WHAT NEEDS TO BE DONE
Leave out the pictures and copy everything else in the entries exactly.
☆ ☆ ☆ ☆ ☆
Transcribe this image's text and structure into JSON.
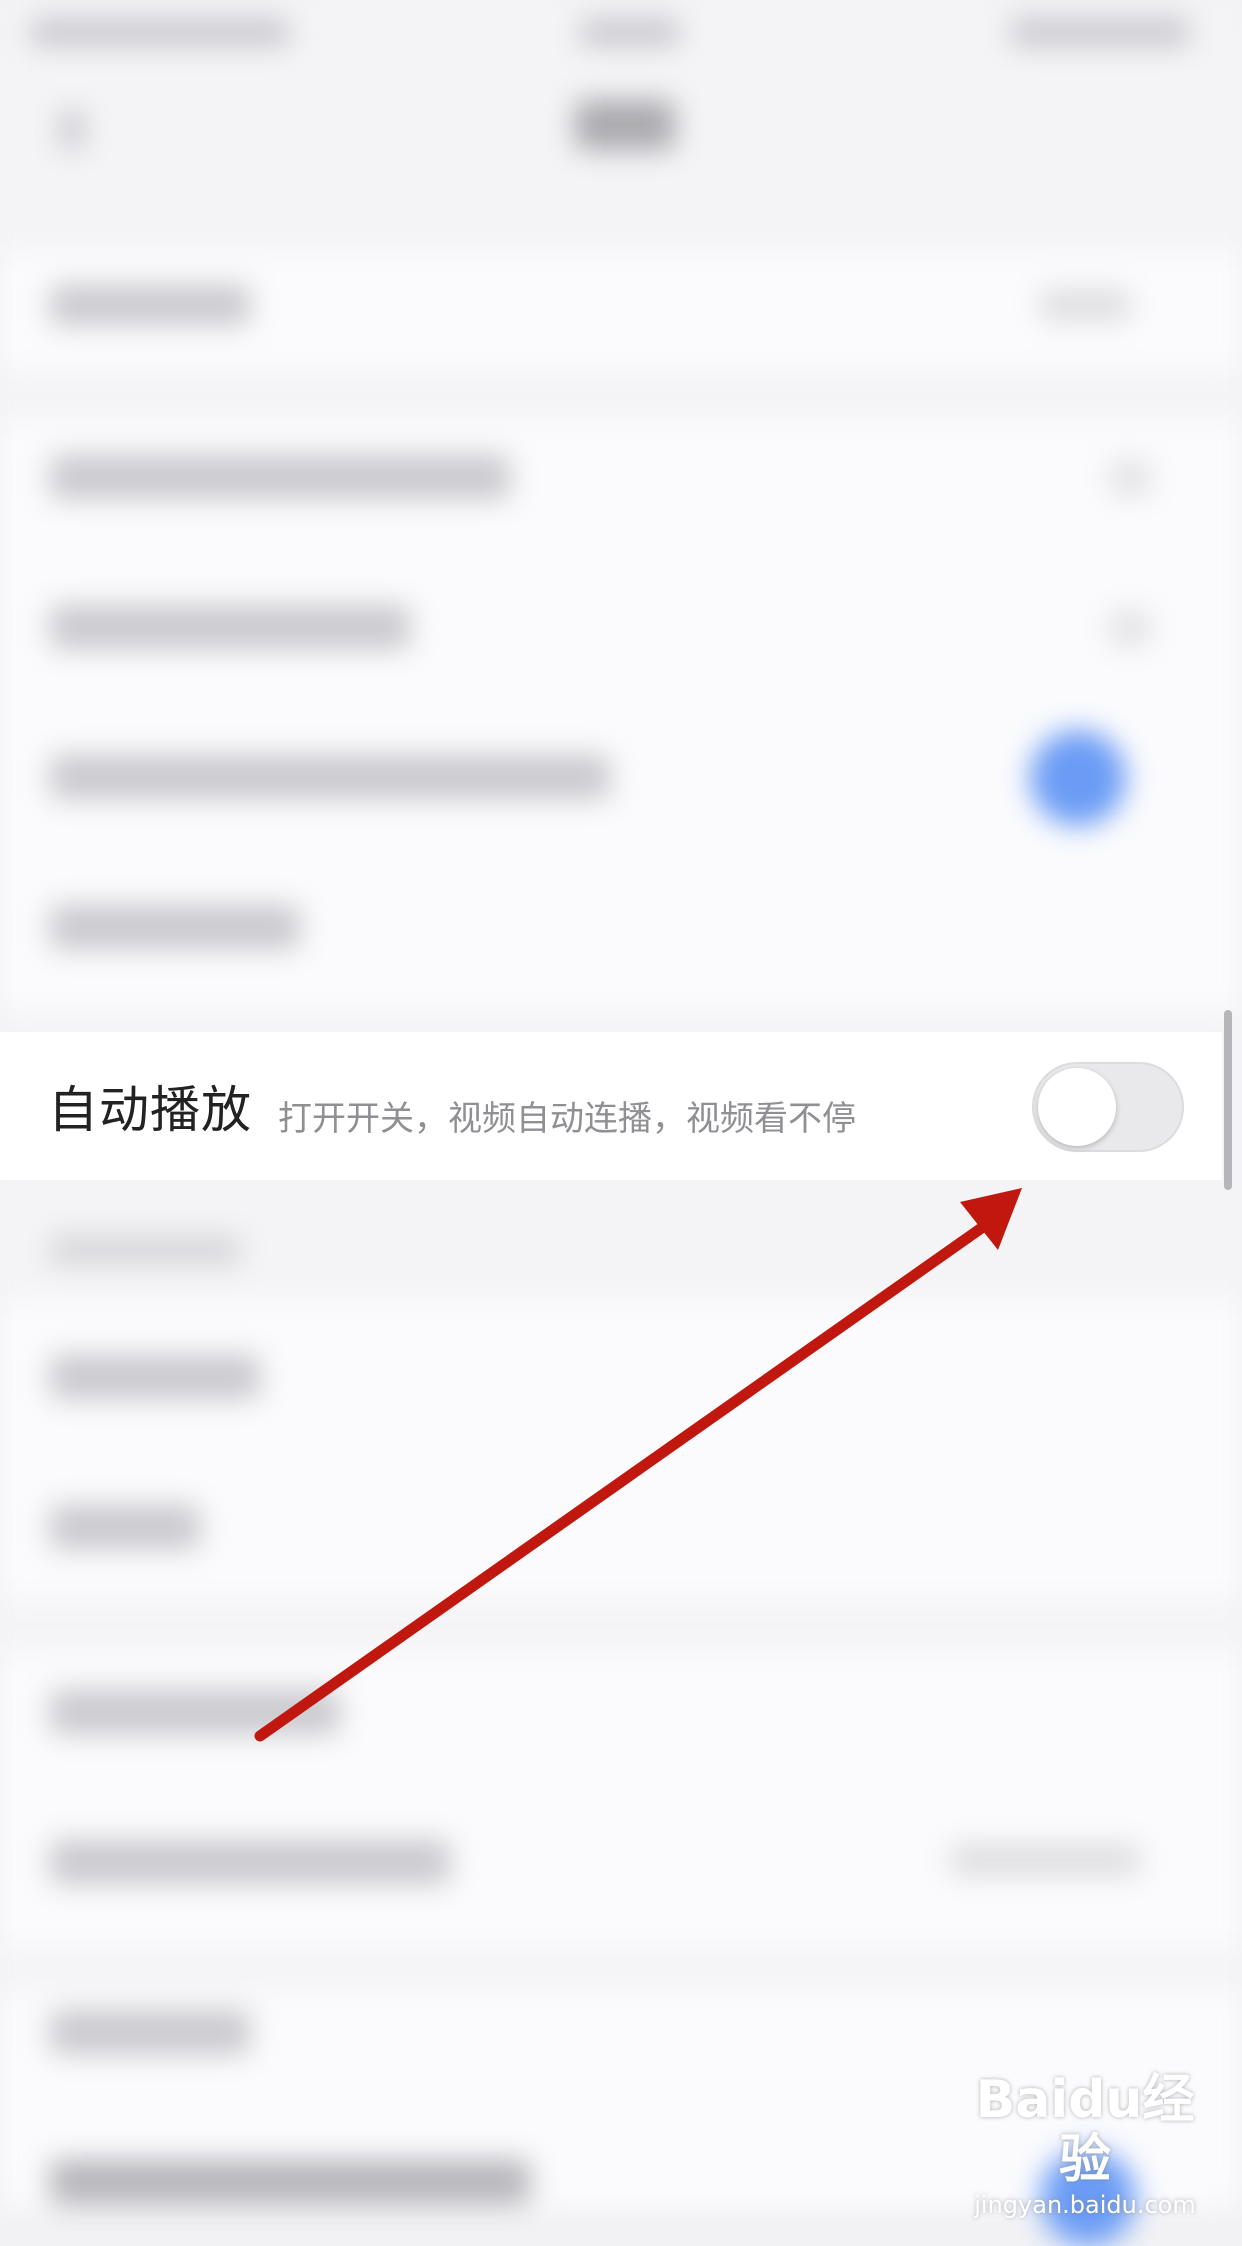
{
  "setting": {
    "title": "自动播放",
    "description": "打开开关，视频自动连播，视频看不停",
    "toggle_state": "off"
  },
  "watermark": {
    "main": "Baidu经验",
    "sub": "jingyan.baidu.com"
  },
  "colors": {
    "annotation_arrow": "#c0180f",
    "toggle_off_track": "#e9e9eb",
    "accent_blue": "#6a9cf5"
  }
}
☆ ☆ ☆ ☆ ☆
THE ANSWER
Transcribe this image's text and structure into JSON.
{
  "setting": {
    "title": "自动播放",
    "description": "打开开关，视频自动连播，视频看不停",
    "toggle_state": "off"
  },
  "watermark": {
    "main": "Baidu经验",
    "sub": "jingyan.baidu.com"
  },
  "colors": {
    "annotation_arrow": "#c0180f",
    "toggle_off_track": "#e9e9eb",
    "accent_blue": "#6a9cf5"
  }
}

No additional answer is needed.